Start of Input material

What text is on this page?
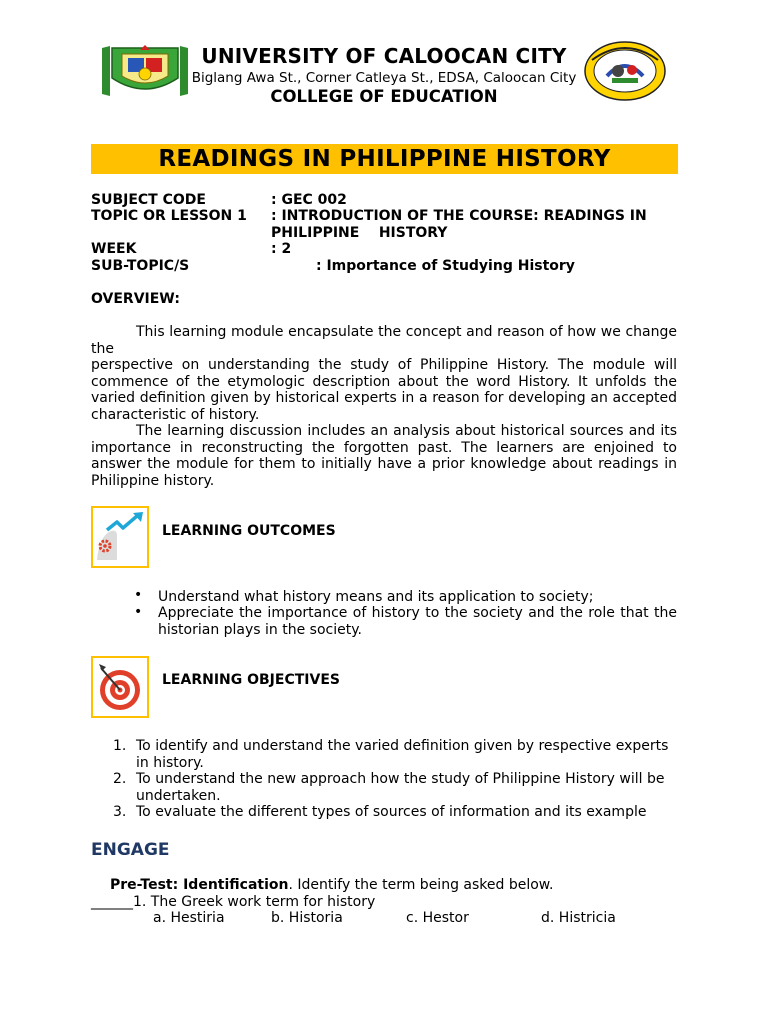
UNIVERSITY OF CALOOCAN CITY
Biglang Awa St., Corner Catleya St., EDSA, Caloocan City
COLLEGE OF EDUCATION
READINGS IN PHILIPPINE HISTORY
SUBJECT CODE	: GEC 002
TOPIC OR LESSON 1 : INTRODUCTION OF THE COURSE: READINGS IN
PHILIPPINE    HISTORY
WEEK	: 2
SUB-TOPIC/S	: Importance of Studying History
OVERVIEW:
This learning module encapsulate the concept and reason of how we change the
perspective on understanding the study of Philippine History. The module will commence of the etymologic description about the word History. It unfolds the varied definition given by historical experts in a reason for developing an accepted characteristic of history.
The learning discussion includes an analysis about historical sources and its importance in reconstructing the forgotten past. The learners are enjoined to answer the module for them to initially have a prior knowledge about readings in Philippine history.
LEARNING OUTCOMES
• Understand what history means and its application to society;
• Appreciate the importance of history to the society and the role that the historian plays in the society.
LEARNING OBJECTIVES
1. To identify and understand the varied definition given by respective experts in history.
2. To understand the new approach how the study of Philippine History will be undertaken.
3. To evaluate the different types of sources of information and its example
ENGAGE
Pre-Test: Identification. Identify the term being asked below.
______1. The Greek work term for history
a. Hestiria	b. Historia	c. Hestor	d. Histricia
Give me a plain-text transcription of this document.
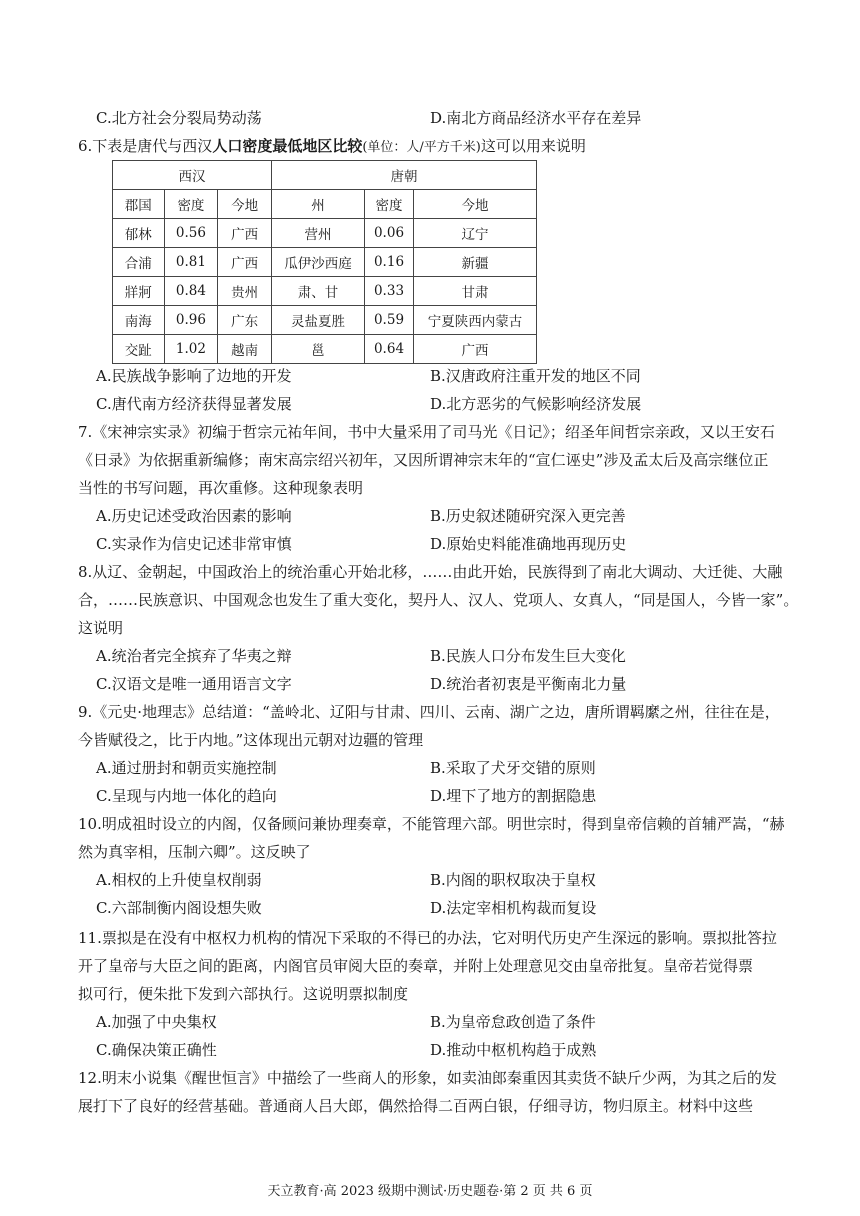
C.北方社会分裂局势动荡	D.南北方商品经济水平存在差异
6.下表是唐代与西汉人口密度最低地区比较(单位：人/平方千米)这可以用来说明
西汉			唐朝		
郡国	密度	今地	州	密度	今地
郁林	0.56	广西	营州	0.06	辽宁
合浦	0.81	广西	瓜伊沙西庭	0.16	新疆
牂牁	0.84	贵州	肃、甘	0.33	甘肃
南海	0.96	广东	灵盐夏胜	0.59	宁夏陕西内蒙古
交趾	1.02	越南	邕	0.64	广西
A.民族战争影响了边地的开发	B.汉唐政府注重开发的地区不同
C.唐代南方经济获得显著发展	D.北方恶劣的气候影响经济发展
7.《宋神宗实录》初编于哲宗元祐年间，书中大量采用了司马光《日记》；绍圣年间哲宗亲政，又以王安石
《日录》为依据重新编修；南宋高宗绍兴初年，又因所谓神宗末年的“宣仁诬史”涉及孟太后及高宗继位正
当性的书写问题，再次重修。这种现象表明
A.历史记述受政治因素的影响	B.历史叙述随研究深入更完善
C.实录作为信史记述非常审慎	D.原始史料能准确地再现历史
8.从辽、金朝起，中国政治上的统治重心开始北移，……由此开始，民族得到了南北大调动、大迁徙、大融
合，……民族意识、中国观念也发生了重大变化，契丹人、汉人、党项人、女真人，“同是国人，今皆一家”。
这说明
A.统治者完全摈弃了华夷之辩	B.民族人口分布发生巨大变化
C.汉语文是唯一通用语言文字	D.统治者初衷是平衡南北力量
9.《元史·地理志》总结道：“盖岭北、辽阳与甘肃、四川、云南、湖广之边，唐所谓羁縻之州，往往在是，
今皆赋役之，比于内地。”这体现出元朝对边疆的管理
A.通过册封和朝贡实施控制	B.采取了犬牙交错的原则
C.呈现与内地一体化的趋向	D.埋下了地方的割据隐患
10.明成祖时设立的内阁，仅备顾问兼协理奏章，不能管理六部。明世宗时，得到皇帝信赖的首辅严嵩，“赫
然为真宰相，压制六卿”。这反映了
A.相权的上升使皇权削弱	B.内阁的职权取决于皇权
C.六部制衡内阁设想失败	D.法定宰相机构裁而复设
11.票拟是在没有中枢权力机构的情况下采取的不得已的办法，它对明代历史产生深远的影响。票拟批答拉
开了皇帝与大臣之间的距离，内阁官员审阅大臣的奏章，并附上处理意见交由皇帝批复。皇帝若觉得票
拟可行，便朱批下发到六部执行。这说明票拟制度
A.加强了中央集权	B.为皇帝怠政创造了条件
C.确保决策正确性	D.推动中枢机构趋于成熟
12.明末小说集《醒世恒言》中描绘了一些商人的形象，如卖油郎秦重因其卖货不缺斤少两，为其之后的发
展打下了良好的经营基础。普通商人吕大郎，偶然拾得二百两白银，仔细寻访，物归原主。材料中这些
天立教育·高 2023 级期中测试·历史题卷·第 2 页 共 6 页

End of Input material

(Request): In the copy, include all records verbatim but no images.

(Solution to the problem):
What text is on this page?
UNIVERSITY OF CALOOCAN CITY
Biglang Awa St., Corner Catleya St., EDSA, Caloocan City
COLLEGE OF EDUCATION
READINGS IN PHILIPPINE HISTORY
SUBJECT CODE	: GEC 002
TOPIC OR LESSON 1 : INTRODUCTION OF THE COURSE: READINGS IN
PHILIPPINE    HISTORY
WEEK	: 2
SUB-TOPIC/S	: Importance of Studying History
OVERVIEW:
This learning module encapsulate the concept and reason of how we change the
perspective on understanding the study of Philippine History. The module will commence of the etymologic description about the word History. It unfolds the varied definition given by historical experts in a reason for developing an accepted characteristic of history.
The learning discussion includes an analysis about historical sources and its importance in reconstructing the forgotten past. The learners are enjoined to answer the module for them to initially have a prior knowledge about readings in Philippine history.
LEARNING OUTCOMES
• Understand what history means and its application to society;
• Appreciate the importance of history to the society and the role that the historian plays in the society.
LEARNING OBJECTIVES
1. To identify and understand the varied definition given by respective experts in history.
2. To understand the new approach how the study of Philippine History will be undertaken.
3. To evaluate the different types of sources of information and its example
ENGAGE
Pre-Test: Identification. Identify the term being asked below.
______1. The Greek work term for history
a. Hestiria	b. Historia	c. Hestor	d. Histricia
Give me a plain-text transcription of this document.
C.北方社会分裂局势动荡	D.南北方商品经济水平存在差异
6.下表是唐代与西汉人口密度最低地区比较(单位：人/平方千米)这可以用来说明
西汉			唐朝		
郡国	密度	今地	州	密度	今地
郁林	0.56	广西	营州	0.06	辽宁
合浦	0.81	广西	瓜伊沙西庭	0.16	新疆
牂牁	0.84	贵州	肃、甘	0.33	甘肃
南海	0.96	广东	灵盐夏胜	0.59	宁夏陕西内蒙古
交趾	1.02	越南	邕	0.64	广西
A.民族战争影响了边地的开发	B.汉唐政府注重开发的地区不同
C.唐代南方经济获得显著发展	D.北方恶劣的气候影响经济发展
7.《宋神宗实录》初编于哲宗元祐年间，书中大量采用了司马光《日记》；绍圣年间哲宗亲政，又以王安石
《日录》为依据重新编修；南宋高宗绍兴初年，又因所谓神宗末年的“宣仁诬史”涉及孟太后及高宗继位正
当性的书写问题，再次重修。这种现象表明
A.历史记述受政治因素的影响	B.历史叙述随研究深入更完善
C.实录作为信史记述非常审慎	D.原始史料能准确地再现历史
8.从辽、金朝起，中国政治上的统治重心开始北移，……由此开始，民族得到了南北大调动、大迁徙、大融
合，……民族意识、中国观念也发生了重大变化，契丹人、汉人、党项人、女真人，“同是国人，今皆一家”。
这说明
A.统治者完全摈弃了华夷之辩	B.民族人口分布发生巨大变化
C.汉语文是唯一通用语言文字	D.统治者初衷是平衡南北力量
9.《元史·地理志》总结道：“盖岭北、辽阳与甘肃、四川、云南、湖广之边，唐所谓羁縻之州，往往在是，
今皆赋役之，比于内地。”这体现出元朝对边疆的管理
A.通过册封和朝贡实施控制	B.采取了犬牙交错的原则
C.呈现与内地一体化的趋向	D.埋下了地方的割据隐患
10.明成祖时设立的内阁，仅备顾问兼协理奏章，不能管理六部。明世宗时，得到皇帝信赖的首辅严嵩，“赫
然为真宰相，压制六卿”。这反映了
A.相权的上升使皇权削弱	B.内阁的职权取决于皇权
C.六部制衡内阁设想失败	D.法定宰相机构裁而复设
11.票拟是在没有中枢权力机构的情况下采取的不得已的办法，它对明代历史产生深远的影响。票拟批答拉
开了皇帝与大臣之间的距离，内阁官员审阅大臣的奏章，并附上处理意见交由皇帝批复。皇帝若觉得票
拟可行，便朱批下发到六部执行。这说明票拟制度
A.加强了中央集权	B.为皇帝怠政创造了条件
C.确保决策正确性	D.推动中枢机构趋于成熟
12.明末小说集《醒世恒言》中描绘了一些商人的形象，如卖油郎秦重因其卖货不缺斤少两，为其之后的发
展打下了良好的经营基础。普通商人吕大郎，偶然拾得二百两白银，仔细寻访，物归原主。材料中这些
天立教育·高 2023 级期中测试·历史题卷·第 2 页 共 6 页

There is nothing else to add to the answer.